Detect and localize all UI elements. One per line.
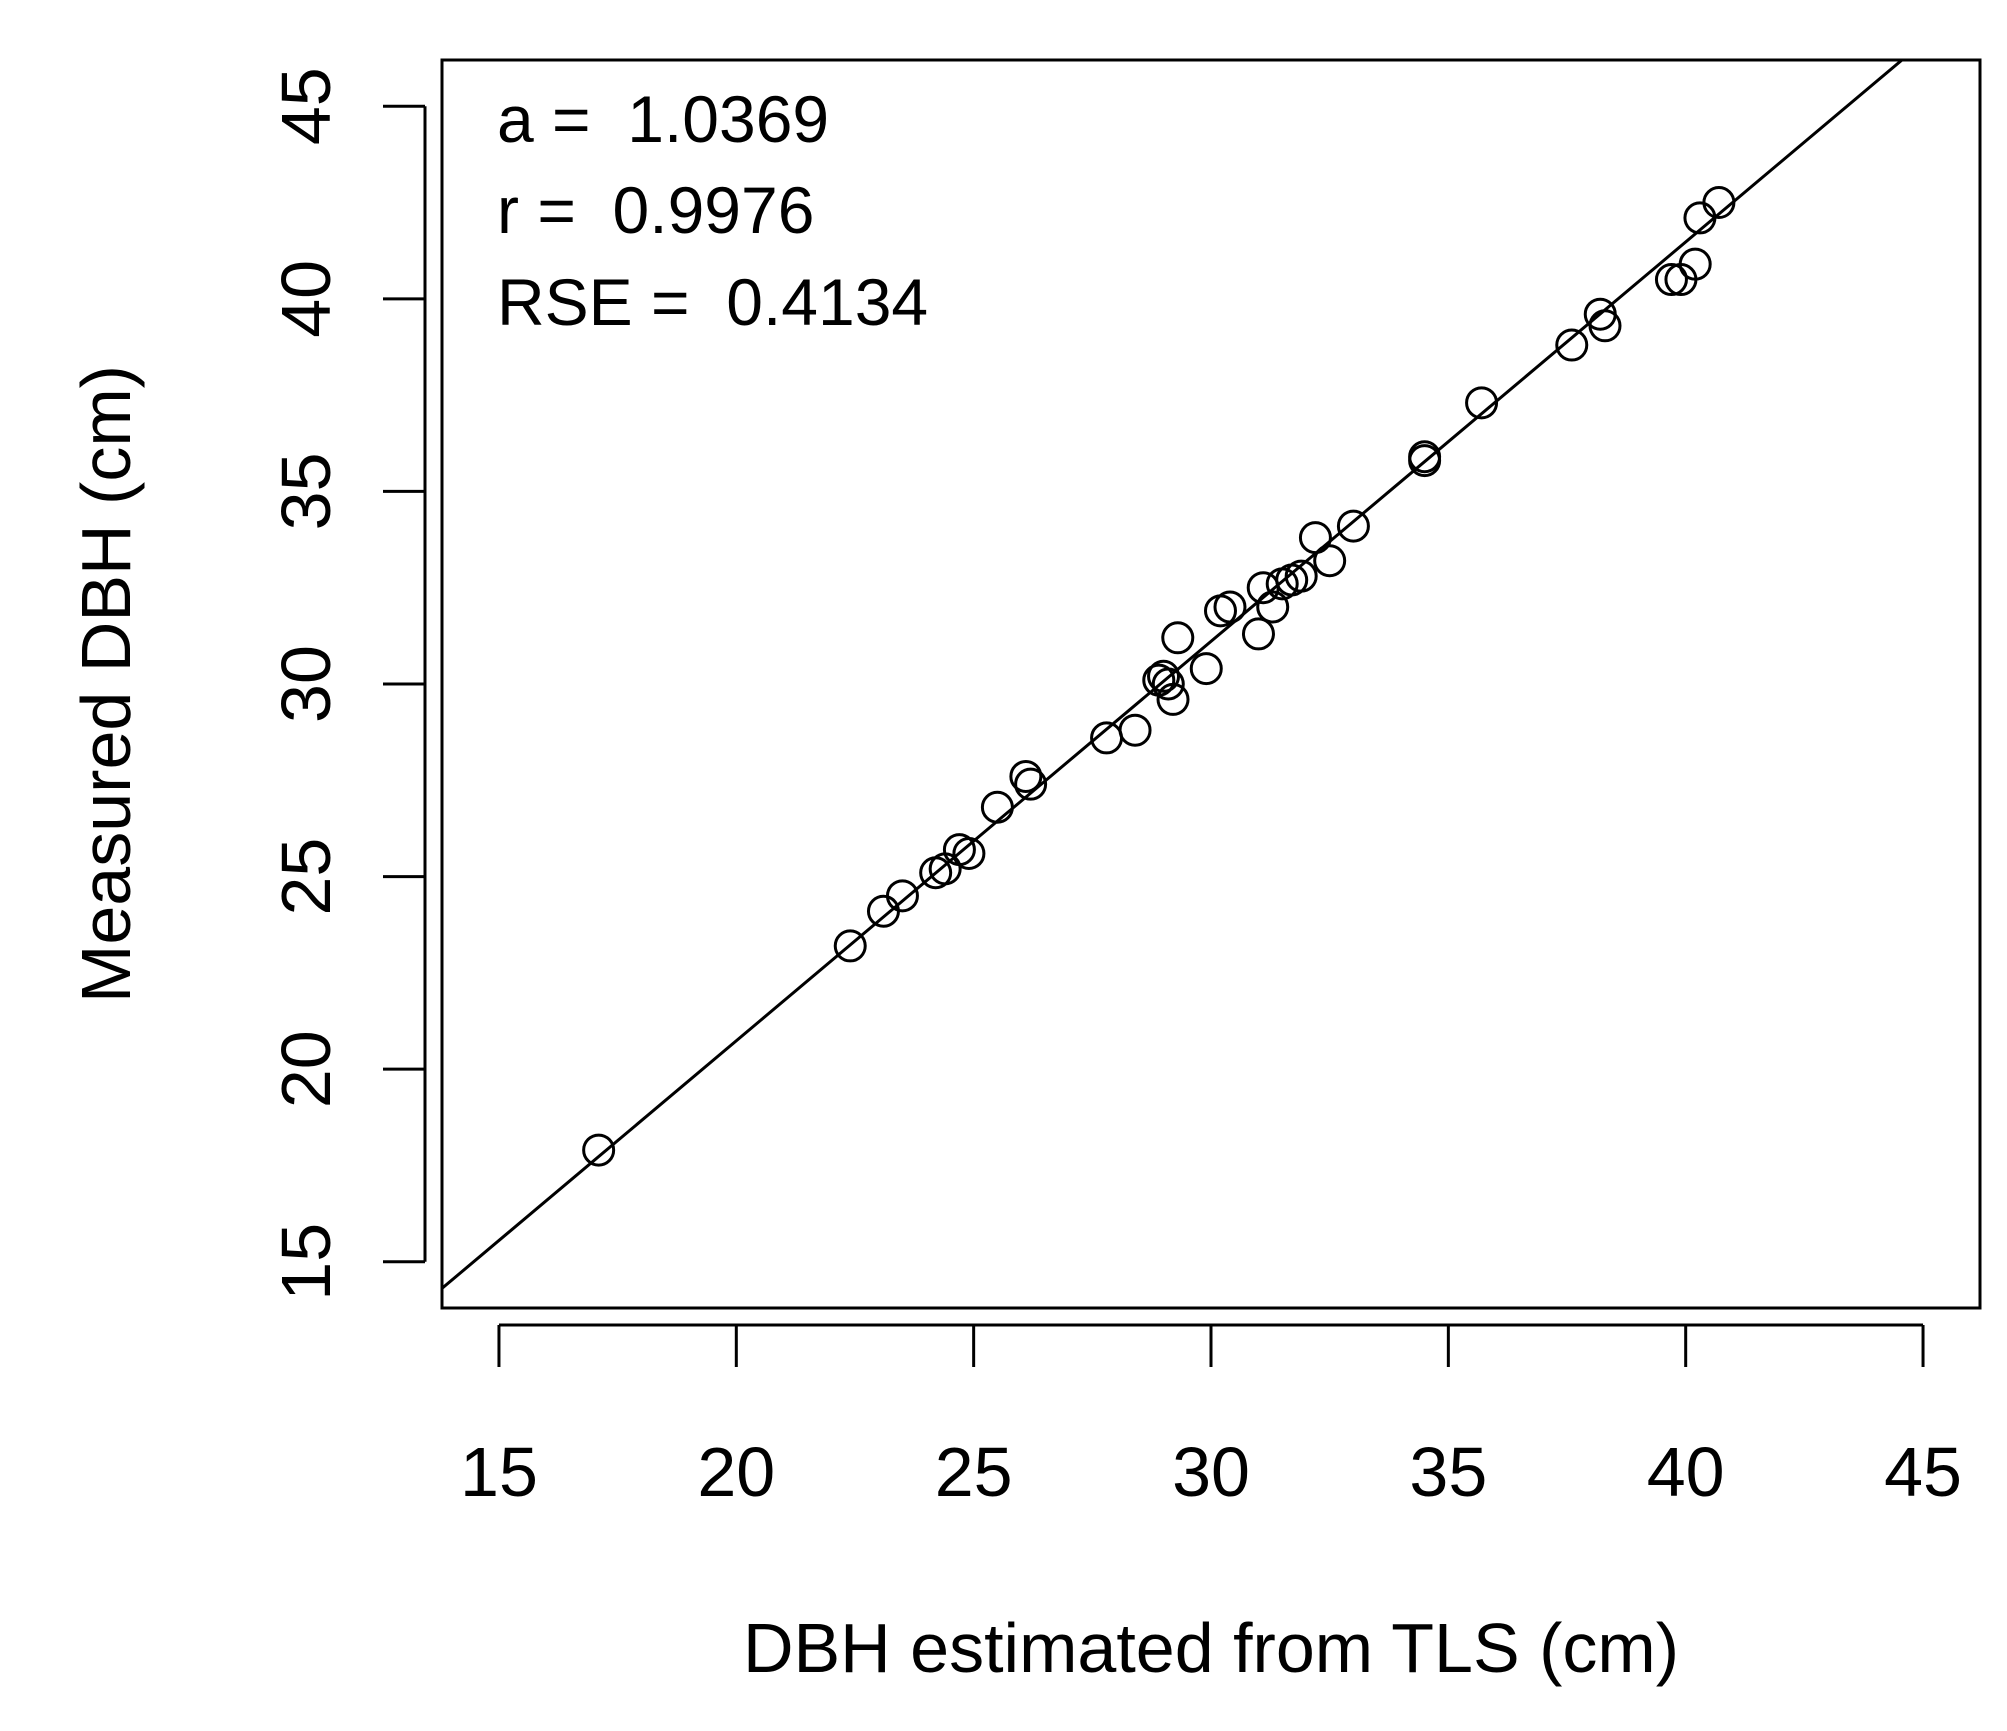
plot-frame <box>440 58 1982 1310</box>
y-tick-label: 25 <box>267 838 345 916</box>
y-tick-label: 15 <box>267 1223 345 1301</box>
x-axis: 15 20 25 30 35 40 45 <box>460 1323 1962 1511</box>
fit-statistics: a = 1.0369 r = 0.9976 RSE = 0.4134 <box>497 82 928 339</box>
data-point <box>1336 509 1370 543</box>
data-point <box>885 879 919 913</box>
data-point <box>1161 621 1195 655</box>
data-point <box>1678 247 1712 281</box>
data-point <box>1313 544 1347 578</box>
x-axis-title: DBH estimated from TLS (cm) <box>743 1609 1679 1687</box>
x-tick-label: 25 <box>935 1433 1013 1511</box>
data-point <box>1213 590 1247 624</box>
annotation-slope: a = 1.0369 <box>497 82 829 156</box>
data-point <box>1147 659 1181 693</box>
fit-line-layer <box>442 60 1905 1290</box>
data-points <box>582 186 1736 1167</box>
annotation-rse: RSE = 0.4134 <box>497 265 928 339</box>
regression-line <box>442 60 1905 1290</box>
data-point <box>1241 617 1275 651</box>
data-point <box>1151 667 1185 701</box>
data-point <box>833 929 867 963</box>
data-point <box>980 790 1014 824</box>
y-tick-label: 45 <box>267 67 345 145</box>
data-point <box>1284 559 1318 593</box>
annotation-correlation: r = 0.9976 <box>497 173 814 247</box>
data-point <box>1465 386 1499 420</box>
y-tick-label: 30 <box>267 645 345 723</box>
data-point <box>1014 767 1048 801</box>
y-tick-label: 35 <box>267 452 345 530</box>
y-axis-title: Measured DBH (cm) <box>67 365 145 1003</box>
data-point <box>1555 328 1589 362</box>
x-tick-label: 30 <box>1172 1433 1250 1511</box>
data-point <box>1654 263 1688 297</box>
data-point <box>1256 590 1290 624</box>
data-point <box>1009 759 1043 793</box>
y-tick-label: 20 <box>267 1030 345 1108</box>
data-point <box>1588 309 1622 343</box>
data-point <box>1702 186 1736 220</box>
data-point <box>1156 682 1190 716</box>
x-tick-label: 20 <box>697 1433 775 1511</box>
data-point <box>1118 713 1152 747</box>
x-tick-label: 15 <box>460 1433 538 1511</box>
data-point <box>1189 652 1223 686</box>
y-tick-label: 40 <box>267 260 345 338</box>
x-tick-label: 40 <box>1647 1433 1725 1511</box>
data-point <box>582 1133 616 1167</box>
x-tick-label: 45 <box>1884 1433 1962 1511</box>
data-point <box>1408 440 1442 474</box>
data-point <box>952 836 986 870</box>
y-axis: 15 20 25 30 35 40 45 <box>267 67 427 1301</box>
x-tick-label: 35 <box>1409 1433 1487 1511</box>
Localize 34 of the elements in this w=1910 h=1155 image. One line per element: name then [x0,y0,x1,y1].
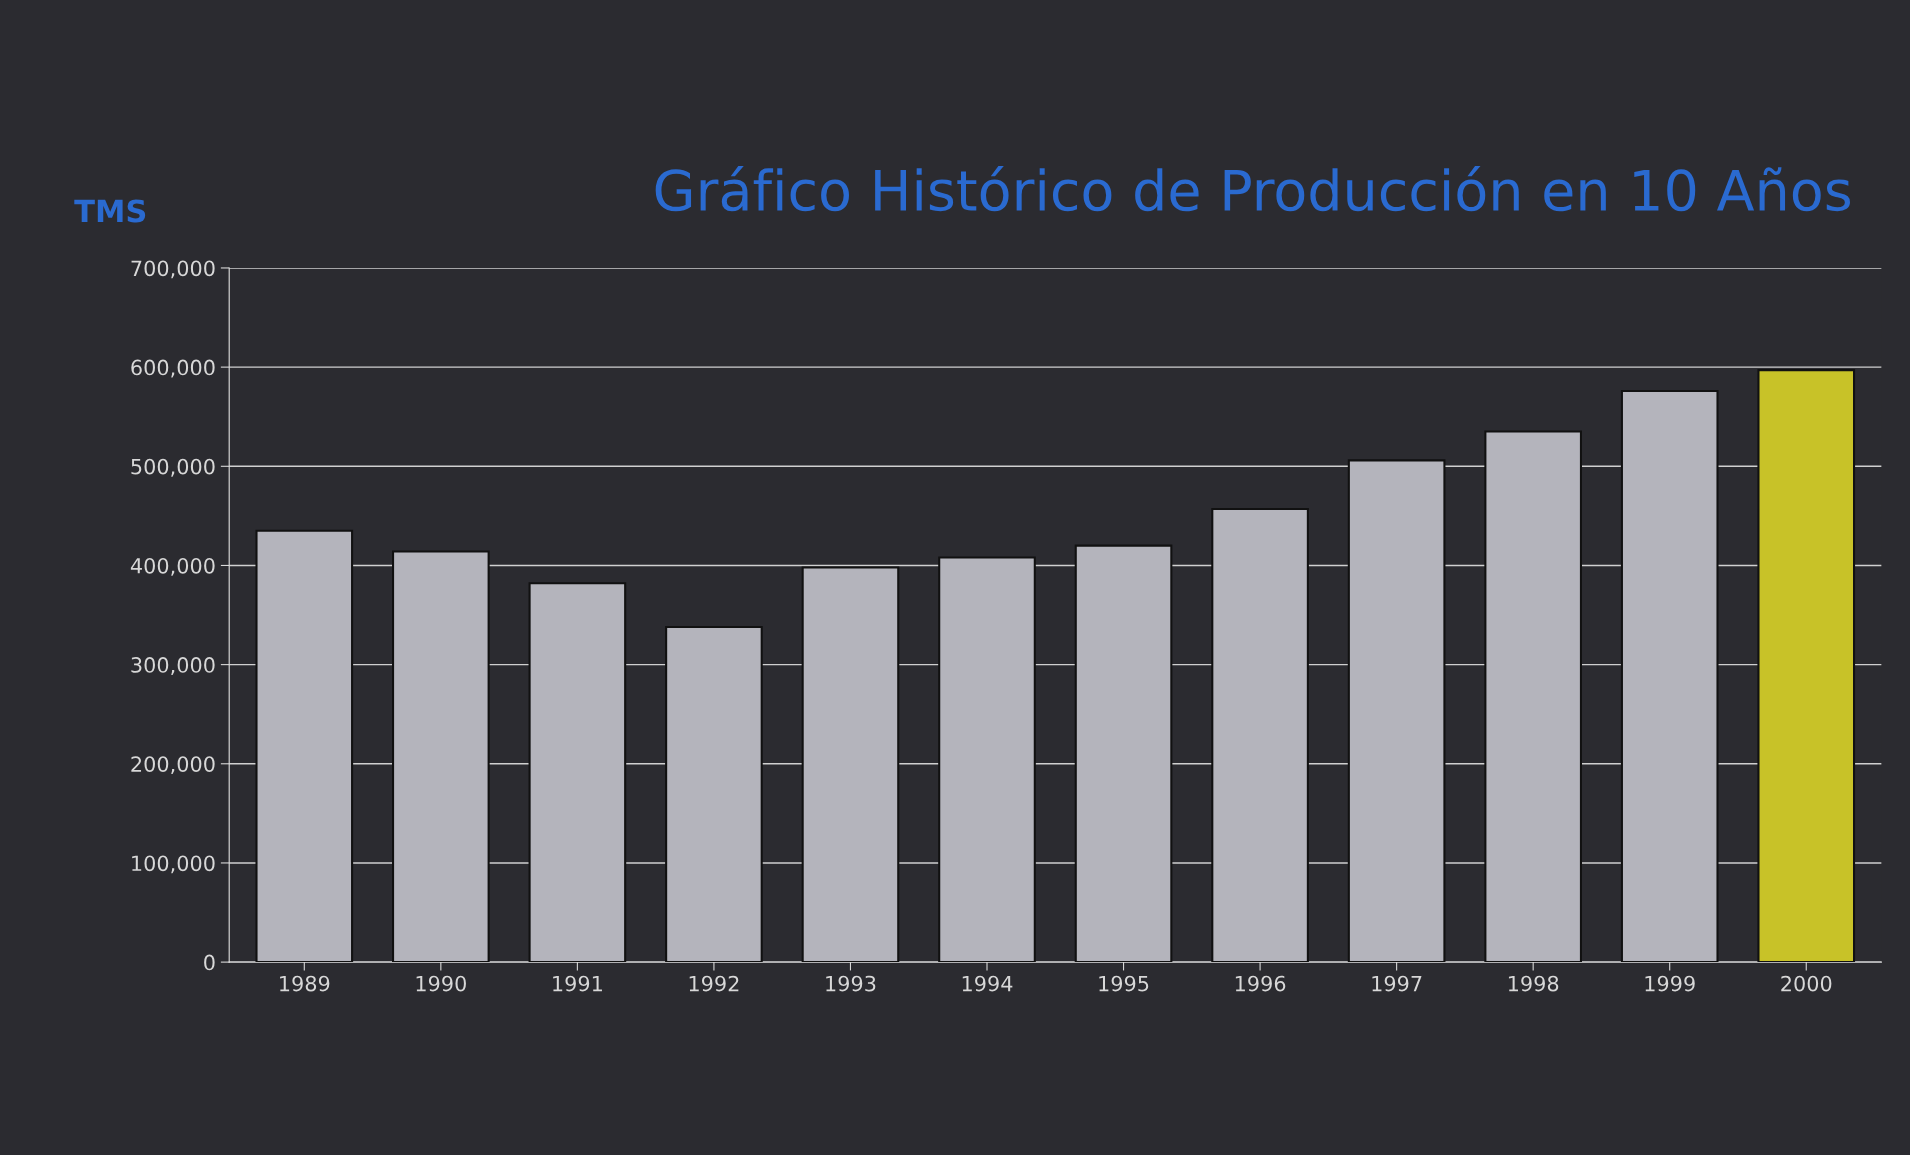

Task to complete: Quote every line of the entries above verbatim, omitting the pictures.

Task answer:
Detect and localize all UI elements. One per line.
plot-frame <box>440 58 1982 1310</box>
y-tick-label: 25 <box>267 838 345 916</box>
y-tick-label: 15 <box>267 1223 345 1301</box>
x-axis: 15 20 25 30 35 40 45 <box>460 1323 1962 1511</box>
fit-statistics: a = 1.0369 r = 0.9976 RSE = 0.4134 <box>497 82 928 339</box>
data-point <box>1336 509 1370 543</box>
data-point <box>885 879 919 913</box>
data-point <box>1161 621 1195 655</box>
data-point <box>1678 247 1712 281</box>
data-point <box>1313 544 1347 578</box>
x-axis-title: DBH estimated from TLS (cm) <box>743 1609 1679 1687</box>
x-tick-label: 25 <box>935 1433 1013 1511</box>
data-point <box>1213 590 1247 624</box>
annotation-slope: a = 1.0369 <box>497 82 829 156</box>
data-point <box>1147 659 1181 693</box>
fit-line-layer <box>442 60 1905 1290</box>
data-points <box>582 186 1736 1167</box>
annotation-rse: RSE = 0.4134 <box>497 265 928 339</box>
regression-line <box>442 60 1905 1290</box>
data-point <box>1241 617 1275 651</box>
data-point <box>1151 667 1185 701</box>
data-point <box>833 929 867 963</box>
data-point <box>980 790 1014 824</box>
y-tick-label: 45 <box>267 67 345 145</box>
data-point <box>1284 559 1318 593</box>
annotation-correlation: r = 0.9976 <box>497 173 814 247</box>
data-point <box>1465 386 1499 420</box>
y-tick-label: 30 <box>267 645 345 723</box>
data-point <box>1014 767 1048 801</box>
y-tick-label: 35 <box>267 452 345 530</box>
y-axis-title: Measured DBH (cm) <box>67 365 145 1003</box>
data-point <box>1555 328 1589 362</box>
x-tick-label: 30 <box>1172 1433 1250 1511</box>
data-point <box>1654 263 1688 297</box>
data-point <box>1256 590 1290 624</box>
data-point <box>1009 759 1043 793</box>
y-tick-label: 20 <box>267 1030 345 1108</box>
data-point <box>1588 309 1622 343</box>
data-point <box>1702 186 1736 220</box>
data-point <box>1156 682 1190 716</box>
x-tick-label: 20 <box>697 1433 775 1511</box>
data-point <box>1118 713 1152 747</box>
x-tick-label: 15 <box>460 1433 538 1511</box>
data-point <box>1189 652 1223 686</box>
y-tick-label: 40 <box>267 260 345 338</box>
x-tick-label: 40 <box>1647 1433 1725 1511</box>
data-point <box>582 1133 616 1167</box>
x-tick-label: 45 <box>1884 1433 1962 1511</box>
data-point <box>1408 440 1442 474</box>
data-point <box>952 836 986 870</box>
y-axis: 15 20 25 30 35 40 45 <box>267 67 427 1301</box>
x-tick-label: 35 <box>1409 1433 1487 1511</box>
Localize 34 of the elements in this w=1910 h=1155 image. One line per element: name then [x0,y0,x1,y1].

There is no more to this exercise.